-------- GIVEN INFORMATION
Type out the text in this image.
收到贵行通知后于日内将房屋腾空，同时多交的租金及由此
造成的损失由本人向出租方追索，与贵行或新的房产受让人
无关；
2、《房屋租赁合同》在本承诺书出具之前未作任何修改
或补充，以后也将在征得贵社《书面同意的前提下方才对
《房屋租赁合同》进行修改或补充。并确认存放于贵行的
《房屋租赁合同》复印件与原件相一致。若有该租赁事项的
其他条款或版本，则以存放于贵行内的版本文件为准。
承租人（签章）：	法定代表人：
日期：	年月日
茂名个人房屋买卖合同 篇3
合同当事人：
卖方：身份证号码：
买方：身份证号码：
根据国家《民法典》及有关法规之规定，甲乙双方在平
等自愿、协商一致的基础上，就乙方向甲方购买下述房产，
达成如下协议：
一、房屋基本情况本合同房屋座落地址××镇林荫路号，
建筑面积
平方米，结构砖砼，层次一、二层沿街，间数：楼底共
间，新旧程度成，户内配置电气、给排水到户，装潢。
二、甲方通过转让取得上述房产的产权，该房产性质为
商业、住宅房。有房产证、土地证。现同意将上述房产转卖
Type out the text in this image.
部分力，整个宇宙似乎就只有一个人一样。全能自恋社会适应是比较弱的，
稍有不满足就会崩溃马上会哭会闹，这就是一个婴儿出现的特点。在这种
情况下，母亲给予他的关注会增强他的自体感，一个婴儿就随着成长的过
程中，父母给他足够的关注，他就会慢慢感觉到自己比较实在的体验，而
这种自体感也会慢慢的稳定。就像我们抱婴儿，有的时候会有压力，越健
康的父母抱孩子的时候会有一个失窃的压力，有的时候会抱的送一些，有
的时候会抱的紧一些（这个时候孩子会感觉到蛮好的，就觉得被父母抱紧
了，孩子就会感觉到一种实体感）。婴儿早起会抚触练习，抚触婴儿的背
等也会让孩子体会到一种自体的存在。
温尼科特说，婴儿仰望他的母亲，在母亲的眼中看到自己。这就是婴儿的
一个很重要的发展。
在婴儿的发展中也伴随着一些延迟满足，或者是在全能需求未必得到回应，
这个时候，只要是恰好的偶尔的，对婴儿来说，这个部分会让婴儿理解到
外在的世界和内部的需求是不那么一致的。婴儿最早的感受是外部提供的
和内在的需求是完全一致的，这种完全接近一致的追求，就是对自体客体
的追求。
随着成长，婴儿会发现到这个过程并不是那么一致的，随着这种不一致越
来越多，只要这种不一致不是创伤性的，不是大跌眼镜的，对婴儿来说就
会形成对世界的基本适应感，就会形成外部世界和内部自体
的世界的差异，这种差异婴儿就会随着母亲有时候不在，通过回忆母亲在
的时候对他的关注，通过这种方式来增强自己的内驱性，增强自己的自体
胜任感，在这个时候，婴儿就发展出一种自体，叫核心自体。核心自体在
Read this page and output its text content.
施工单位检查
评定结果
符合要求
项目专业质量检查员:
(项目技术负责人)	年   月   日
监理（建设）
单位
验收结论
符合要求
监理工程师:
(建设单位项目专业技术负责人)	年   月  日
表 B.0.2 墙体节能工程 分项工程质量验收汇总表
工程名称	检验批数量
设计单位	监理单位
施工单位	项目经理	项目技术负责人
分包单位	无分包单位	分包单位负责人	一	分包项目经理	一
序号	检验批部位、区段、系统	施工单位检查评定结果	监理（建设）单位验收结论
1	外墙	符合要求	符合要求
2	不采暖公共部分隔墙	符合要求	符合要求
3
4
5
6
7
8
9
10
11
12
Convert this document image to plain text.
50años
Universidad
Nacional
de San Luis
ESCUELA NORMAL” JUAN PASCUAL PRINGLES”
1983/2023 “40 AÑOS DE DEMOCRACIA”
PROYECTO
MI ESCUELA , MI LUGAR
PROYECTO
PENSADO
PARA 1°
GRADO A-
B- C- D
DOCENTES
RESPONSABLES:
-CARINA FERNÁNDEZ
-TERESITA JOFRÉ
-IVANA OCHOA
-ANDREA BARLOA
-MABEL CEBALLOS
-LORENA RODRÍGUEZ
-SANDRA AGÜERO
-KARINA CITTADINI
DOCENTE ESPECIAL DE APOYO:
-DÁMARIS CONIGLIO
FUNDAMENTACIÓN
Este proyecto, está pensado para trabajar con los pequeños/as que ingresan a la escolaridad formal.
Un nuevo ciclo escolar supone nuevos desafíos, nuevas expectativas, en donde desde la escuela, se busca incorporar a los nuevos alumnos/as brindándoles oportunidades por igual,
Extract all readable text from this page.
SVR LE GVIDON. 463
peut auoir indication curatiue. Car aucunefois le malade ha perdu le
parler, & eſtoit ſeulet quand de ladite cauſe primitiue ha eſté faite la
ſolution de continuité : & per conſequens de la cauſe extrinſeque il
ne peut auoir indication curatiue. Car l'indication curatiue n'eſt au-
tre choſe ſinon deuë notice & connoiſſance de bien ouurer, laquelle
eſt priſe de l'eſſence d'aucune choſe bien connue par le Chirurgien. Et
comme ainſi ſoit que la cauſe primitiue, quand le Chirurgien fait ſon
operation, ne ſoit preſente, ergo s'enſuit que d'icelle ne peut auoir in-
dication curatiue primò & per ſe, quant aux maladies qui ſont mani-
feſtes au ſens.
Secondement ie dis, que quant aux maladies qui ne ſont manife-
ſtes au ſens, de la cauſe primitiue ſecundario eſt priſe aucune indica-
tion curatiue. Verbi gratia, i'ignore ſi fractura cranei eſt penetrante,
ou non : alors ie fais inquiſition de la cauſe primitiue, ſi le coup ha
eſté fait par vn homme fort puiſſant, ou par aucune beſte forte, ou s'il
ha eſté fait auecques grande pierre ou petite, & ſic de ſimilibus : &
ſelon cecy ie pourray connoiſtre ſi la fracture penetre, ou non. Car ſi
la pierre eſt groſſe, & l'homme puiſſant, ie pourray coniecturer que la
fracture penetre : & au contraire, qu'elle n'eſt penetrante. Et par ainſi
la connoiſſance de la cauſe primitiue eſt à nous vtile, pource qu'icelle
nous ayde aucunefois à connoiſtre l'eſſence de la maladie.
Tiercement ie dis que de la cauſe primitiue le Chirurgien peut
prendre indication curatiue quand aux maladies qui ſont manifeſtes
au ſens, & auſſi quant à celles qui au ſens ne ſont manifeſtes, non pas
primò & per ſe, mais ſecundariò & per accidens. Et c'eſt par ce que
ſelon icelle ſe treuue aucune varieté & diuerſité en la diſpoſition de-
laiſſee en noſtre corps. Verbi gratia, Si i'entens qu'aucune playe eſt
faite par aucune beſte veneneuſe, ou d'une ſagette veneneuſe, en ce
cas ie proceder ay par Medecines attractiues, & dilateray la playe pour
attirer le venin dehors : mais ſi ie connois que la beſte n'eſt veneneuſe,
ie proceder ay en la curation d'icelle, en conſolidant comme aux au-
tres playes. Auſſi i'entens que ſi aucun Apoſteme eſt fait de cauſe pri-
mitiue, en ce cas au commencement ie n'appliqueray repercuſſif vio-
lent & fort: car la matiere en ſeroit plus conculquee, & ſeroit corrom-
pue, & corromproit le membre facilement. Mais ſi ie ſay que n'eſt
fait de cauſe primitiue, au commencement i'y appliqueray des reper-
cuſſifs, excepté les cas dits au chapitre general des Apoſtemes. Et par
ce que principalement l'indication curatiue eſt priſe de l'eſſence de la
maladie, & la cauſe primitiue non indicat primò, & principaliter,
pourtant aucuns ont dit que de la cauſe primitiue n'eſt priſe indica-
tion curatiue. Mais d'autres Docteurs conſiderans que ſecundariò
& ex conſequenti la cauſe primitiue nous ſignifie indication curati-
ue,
----------------
_REQUIRED WORK_
Show the lines of the records that contain the word "ſoit".

_TASK ANSWER_
comme ainſi ſoit que la cauſe primitiue, quand le Chirurgien fait ſon
operation, ne ſoit preſente, ergo s'enſuit que d'icelle ne peut auoir in-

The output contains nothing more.